What to do: Copy out each line containing "Strongly" from the entries below.
* START Input rows *
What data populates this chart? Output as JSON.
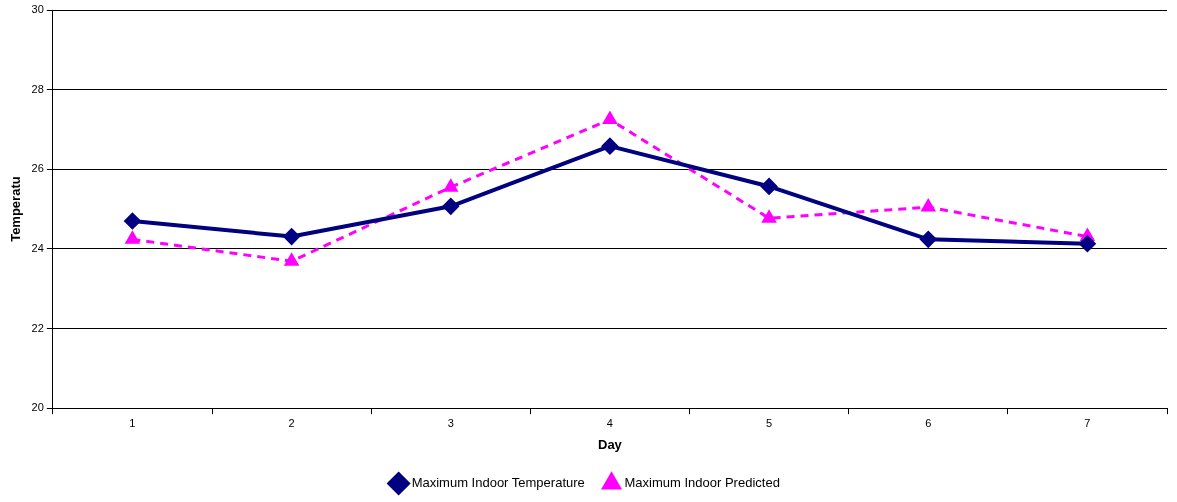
{
  "chart_data": {
    "type": "line",
    "xlabel": "Day",
    "ylabel": "Temperatu",
    "categories": [
      "1",
      "2",
      "3",
      "4",
      "5",
      "6",
      "7"
    ],
    "series": [
      {
        "name": "Maximum Indoor Temperature",
        "color": "#000080",
        "marker": "diamond",
        "line_style": "solid",
        "values": [
          24.7,
          24.31,
          25.07,
          26.58,
          25.57,
          24.24,
          24.13
        ]
      },
      {
        "name": "Maximum Indoor Predicted",
        "color": "#ff00ff",
        "marker": "triangle",
        "line_style": "dashed",
        "values": [
          24.24,
          23.69,
          25.55,
          27.25,
          24.77,
          25.05,
          24.31
        ]
      }
    ],
    "ylim": [
      20,
      30
    ],
    "yticks": [
      20,
      22,
      24,
      26,
      28,
      30
    ],
    "grid": "y",
    "legend": "bottom"
  }
}
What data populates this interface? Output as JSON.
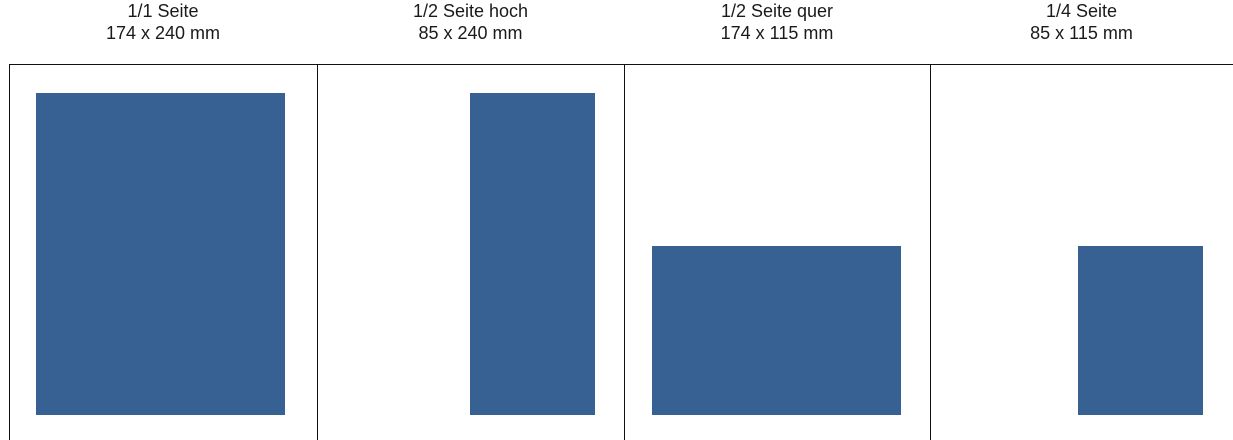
{
  "colors": {
    "block_fill": "#376193",
    "rule": "#111111",
    "background": "#ffffff"
  },
  "formats": [
    {
      "name": "1/1 Seite",
      "size": "174 x 240 mm"
    },
    {
      "name": "1/2 Seite hoch",
      "size": "85 x 240 mm"
    },
    {
      "name": "1/2 Seite quer",
      "size": "174 x 115 mm"
    },
    {
      "name": "1/4 Seite",
      "size": "85 x 115 mm"
    }
  ]
}
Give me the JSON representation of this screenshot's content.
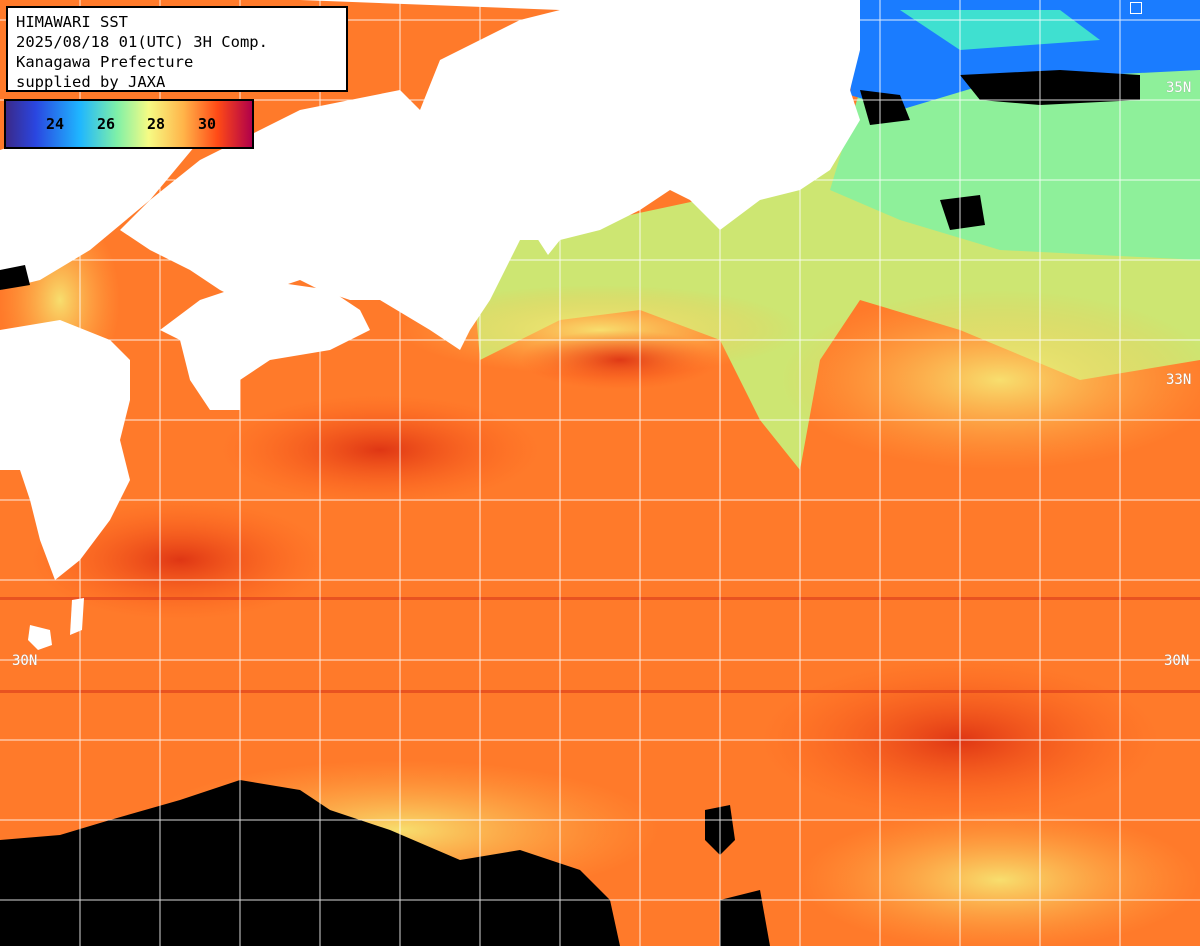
{
  "info_box": {
    "lines": [
      "HIMAWARI SST",
      "2025/08/18 01(UTC) 3H Comp.",
      "Kanagawa Prefecture",
      "supplied by JAXA"
    ]
  },
  "legend": {
    "ticks": [
      "24",
      "26",
      "28",
      "30"
    ],
    "colors": [
      "#3a2a8a",
      "#2a46e0",
      "#1fb6ff",
      "#7ef0a8",
      "#f6fb84",
      "#ffb54a",
      "#ff4a16",
      "#b0004a"
    ]
  },
  "lat_labels": {
    "n35_right": "35N",
    "n33_right": "33N",
    "n30_left": "30N",
    "n30_right": "30N"
  },
  "colors": {
    "land": "#ffffff",
    "cloud_no_data": "#000000",
    "sea_warm": "#ff7a2a",
    "sea_hot": "#e83a12",
    "sea_cool": "#8ef09a",
    "sea_cold": "#1a7cff",
    "grid": "#ffffff"
  }
}
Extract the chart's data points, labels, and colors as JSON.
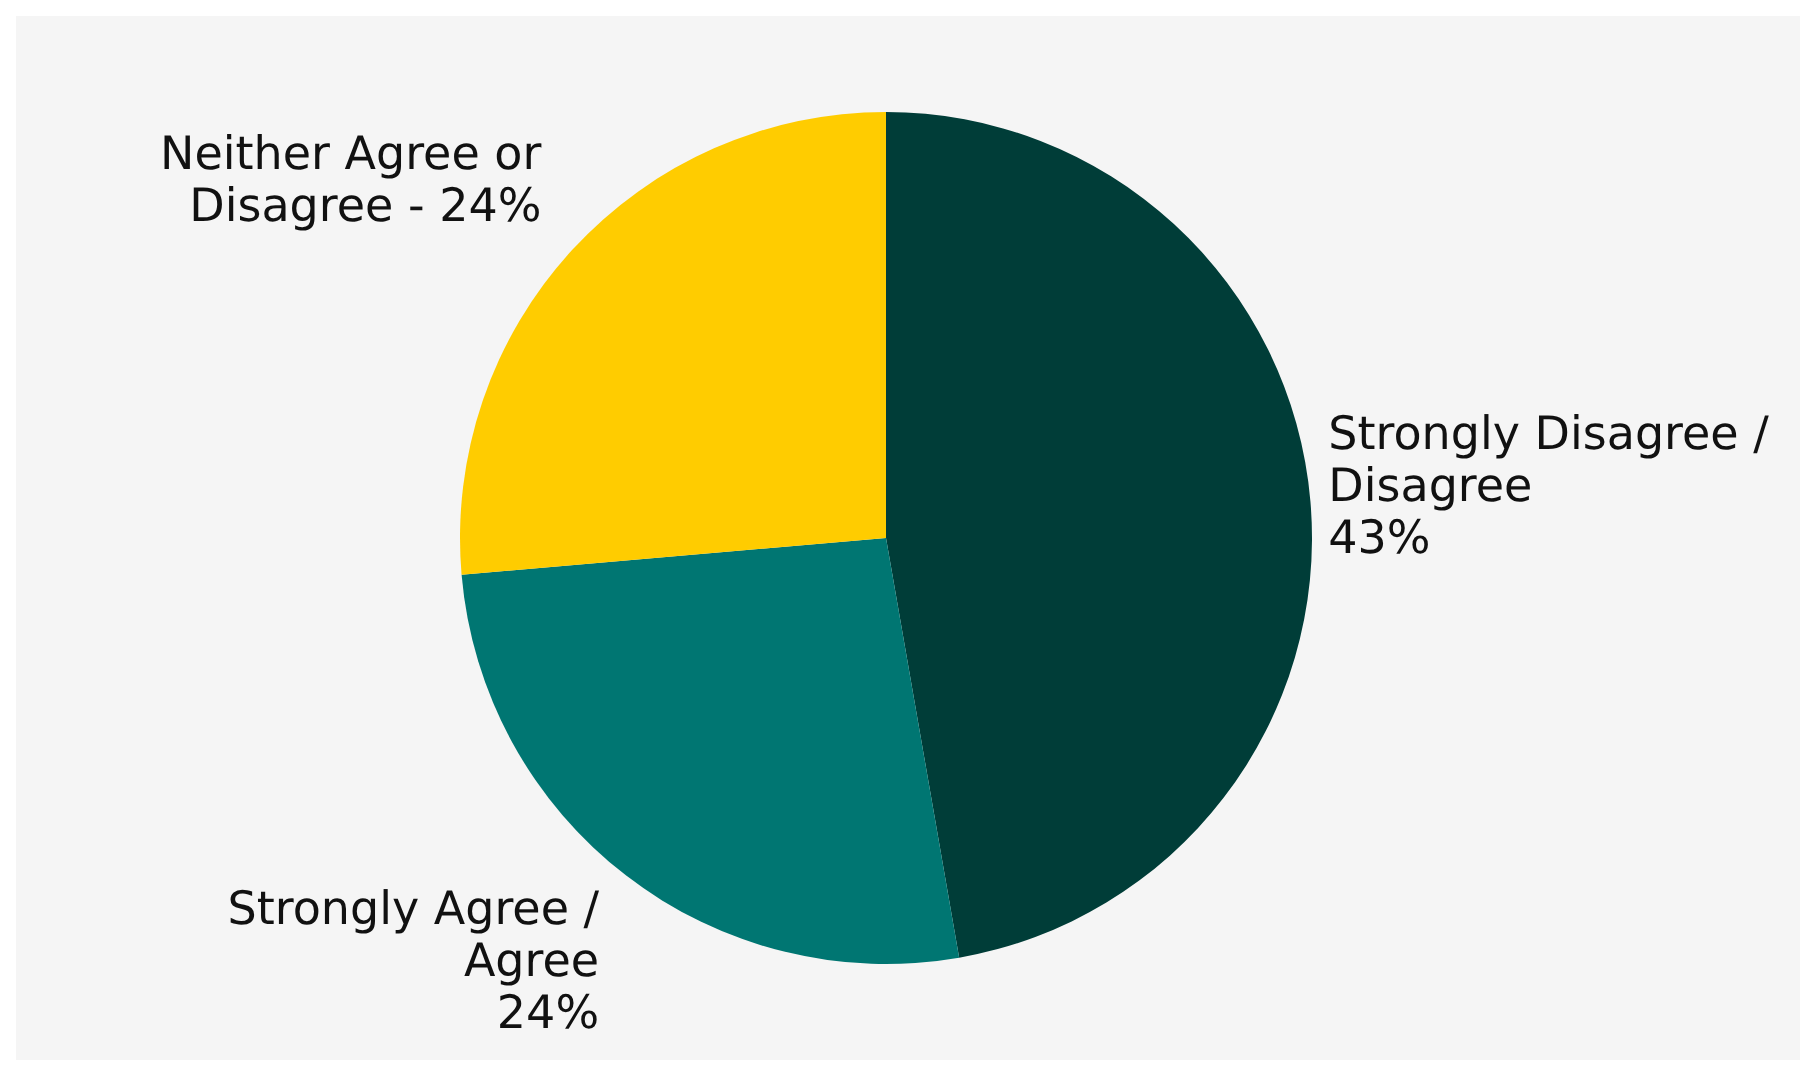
{
  "chart_data": {
    "type": "pie",
    "categories": [
      "Strongly Disagree / Disagree",
      "Strongly Agree / Agree",
      "Neither Agree or Disagree -"
    ],
    "values": [
      43,
      24,
      24
    ],
    "colors": [
      "#003d38",
      "#007672",
      "#ffcc00"
    ],
    "value_labels": [
      "43%",
      "24%",
      "24%"
    ],
    "legend": false
  }
}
* END Input rows *
Complete output:
      "Strongly Disagree / Disagree",
      "Strongly Agree / Agree",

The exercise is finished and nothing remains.